AIM OF THE TASK: Write out every entry exactly as given, but omit the pictures.

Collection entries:
--- START ---

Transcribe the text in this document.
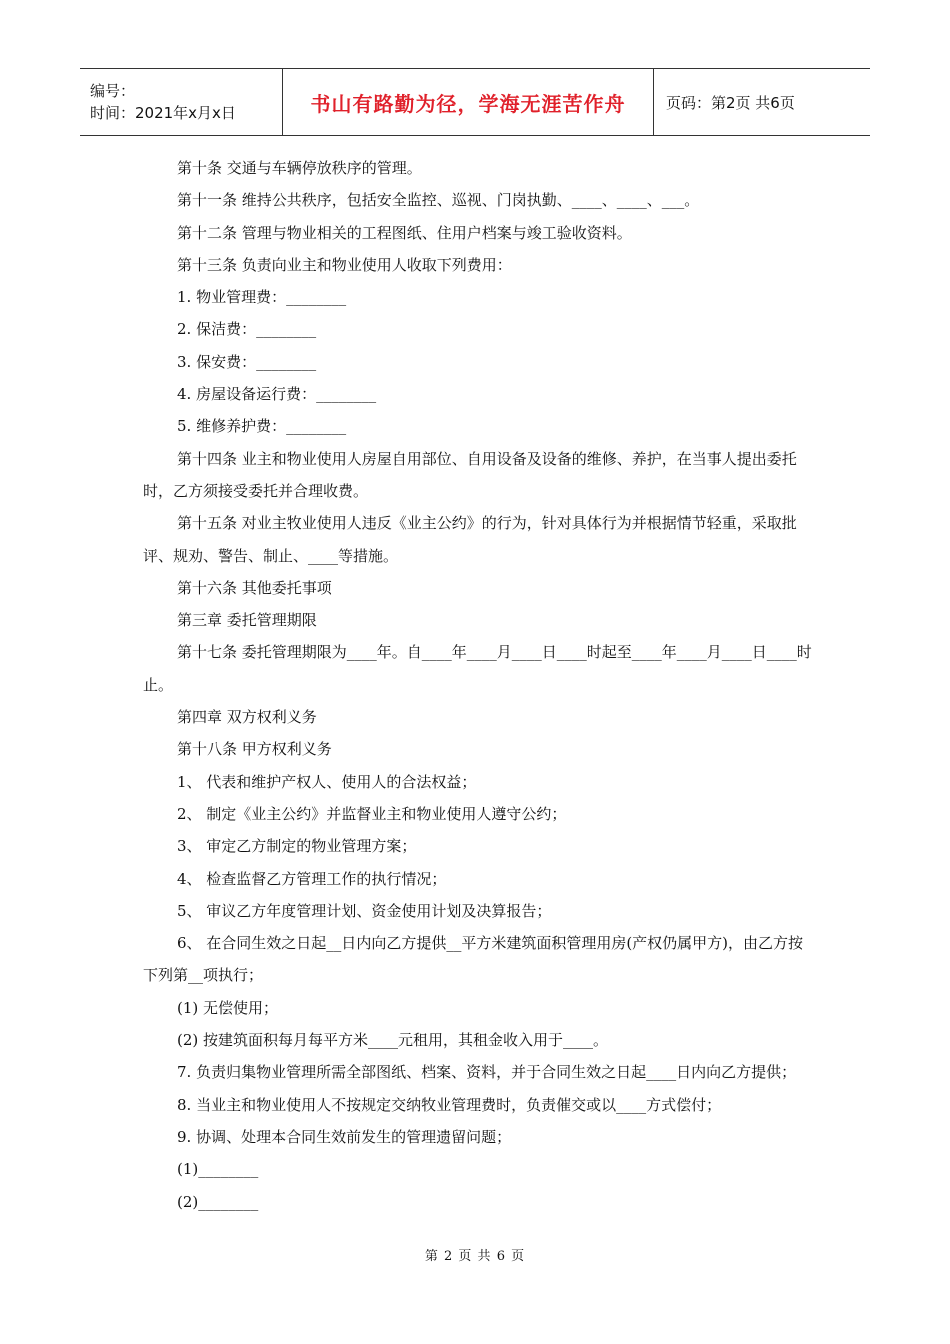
编号：
时间：2021年x月x日	书山有路勤为径，学海无涯苦作舟	页码：第2页 共6页

第十条 交通与车辆停放秩序的管理。

第十一条 维持公共秩序，包括安全监控、巡视、门岗执勤、____、____、___。

第十二条 管理与物业相关的工程图纸、住用户档案与竣工验收资料。

第十三条 负责向业主和物业使用人收取下列费用：

1. 物业管理费：________

2. 保洁费：________

3. 保安费：________

4. 房屋设备运行费：________

5. 维修养护费：________

第十四条 业主和物业使用人房屋自用部位、自用设备及设备的维修、养护，在当事人提出委托时，乙方须接受委托并合理收费。

第十五条 对业主牧业使用人违反《业主公约》的行为，针对具体行为并根据情节轻重，采取批评、规劝、警告、制止、____等措施。

第十六条 其他委托事项

第三章 委托管理期限

第十七条 委托管理期限为____年。自____年____月____日____时起至____年____月____日____时止。

第四章 双方权利义务

第十八条 甲方权利义务

1、 代表和维护产权人、使用人的合法权益；

2、 制定《业主公约》并监督业主和物业使用人遵守公约；

3、 审定乙方制定的物业管理方案；

4、 检查监督乙方管理工作的执行情况；

5、 审议乙方年度管理计划、资金使用计划及决算报告；

6、 在合同生效之日起__日内向乙方提供__平方米建筑面积管理用房(产权仍属甲方)，由乙方按下列第__项执行；

(1) 无偿使用；

(2) 按建筑面积每月每平方米____元租用，其租金收入用于____。

7. 负责归集物业管理所需全部图纸、档案、资料，并于合同生效之日起____日内向乙方提供；

8. 当业主和物业使用人不按规定交纳牧业管理费时，负责催交或以____方式偿付；

9. 协调、处理本合同生效前发生的管理遗留问题；

(1)________

(2)________

第 2 页 共 6 页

--- END ---

ANSWER TO THIS EXERCISE:
Transcribe the text in this document.
编号：
时间：2021年x月x日	书山有路勤为径，学海无涯苦作舟	页码：第2页 共6页

第十条 交通与车辆停放秩序的管理。

第十一条 维持公共秩序，包括安全监控、巡视、门岗执勤、____、____、___。

第十二条 管理与物业相关的工程图纸、住用户档案与竣工验收资料。

第十三条 负责向业主和物业使用人收取下列费用：

1. 物业管理费：________

2. 保洁费：________

3. 保安费：________

4. 房屋设备运行费：________

5. 维修养护费：________

第十四条 业主和物业使用人房屋自用部位、自用设备及设备的维修、养护，在当事人提出委托时，乙方须接受委托并合理收费。

第十五条 对业主牧业使用人违反《业主公约》的行为，针对具体行为并根据情节轻重，采取批评、规劝、警告、制止、____等措施。

第十六条 其他委托事项

第三章 委托管理期限

第十七条 委托管理期限为____年。自____年____月____日____时起至____年____月____日____时止。

第四章 双方权利义务

第十八条 甲方权利义务

1、 代表和维护产权人、使用人的合法权益；

2、 制定《业主公约》并监督业主和物业使用人遵守公约；

3、 审定乙方制定的物业管理方案；

4、 检查监督乙方管理工作的执行情况；

5、 审议乙方年度管理计划、资金使用计划及决算报告；

6、 在合同生效之日起__日内向乙方提供__平方米建筑面积管理用房(产权仍属甲方)，由乙方按下列第__项执行；

(1) 无偿使用；

(2) 按建筑面积每月每平方米____元租用，其租金收入用于____。

7. 负责归集物业管理所需全部图纸、档案、资料，并于合同生效之日起____日内向乙方提供；

8. 当业主和物业使用人不按规定交纳牧业管理费时，负责催交或以____方式偿付；

9. 协调、处理本合同生效前发生的管理遗留问题；

(1)________

(2)________

第 2 页 共 6 页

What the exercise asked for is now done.